╭─ SUPPLIED RECORDS

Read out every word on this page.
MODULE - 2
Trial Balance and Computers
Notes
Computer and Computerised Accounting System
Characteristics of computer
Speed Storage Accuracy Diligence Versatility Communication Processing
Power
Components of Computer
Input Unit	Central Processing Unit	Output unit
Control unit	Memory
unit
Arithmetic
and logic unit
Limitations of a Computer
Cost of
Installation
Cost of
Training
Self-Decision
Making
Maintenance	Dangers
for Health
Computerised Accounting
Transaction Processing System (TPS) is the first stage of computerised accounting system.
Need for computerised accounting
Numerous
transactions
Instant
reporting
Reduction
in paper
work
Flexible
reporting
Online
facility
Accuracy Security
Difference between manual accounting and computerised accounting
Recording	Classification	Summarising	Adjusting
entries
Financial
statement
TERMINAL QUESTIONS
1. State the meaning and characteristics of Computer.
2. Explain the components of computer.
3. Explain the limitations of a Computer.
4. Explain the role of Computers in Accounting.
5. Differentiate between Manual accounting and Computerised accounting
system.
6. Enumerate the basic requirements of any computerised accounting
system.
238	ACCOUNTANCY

╰─

| YOUR TASK |
Please reproduce the entire listing, exactly as shown.

| PROBLEM SOLUTION |
Read out every word on this page.
MODULE - 2
Trial Balance and Computers
Notes
Computer and Computerised Accounting System
Characteristics of computer
Speed Storage Accuracy Diligence Versatility Communication Processing
Power
Components of Computer
Input Unit	Central Processing Unit	Output unit
Control unit	Memory
unit
Arithmetic
and logic unit
Limitations of a Computer
Cost of
Installation
Cost of
Training
Self-Decision
Making
Maintenance	Dangers
for Health
Computerised Accounting
Transaction Processing System (TPS) is the first stage of computerised accounting system.
Need for computerised accounting
Numerous
transactions
Instant
reporting
Reduction
in paper
work
Flexible
reporting
Online
facility
Accuracy Security
Difference between manual accounting and computerised accounting
Recording	Classification	Summarising	Adjusting
entries
Financial
statement
TERMINAL QUESTIONS
1. State the meaning and characteristics of Computer.
2. Explain the components of computer.
3. Explain the limitations of a Computer.
4. Explain the role of Computers in Accounting.
5. Differentiate between Manual accounting and Computerised accounting
system.
6. Enumerate the basic requirements of any computerised accounting
system.
238	ACCOUNTANCY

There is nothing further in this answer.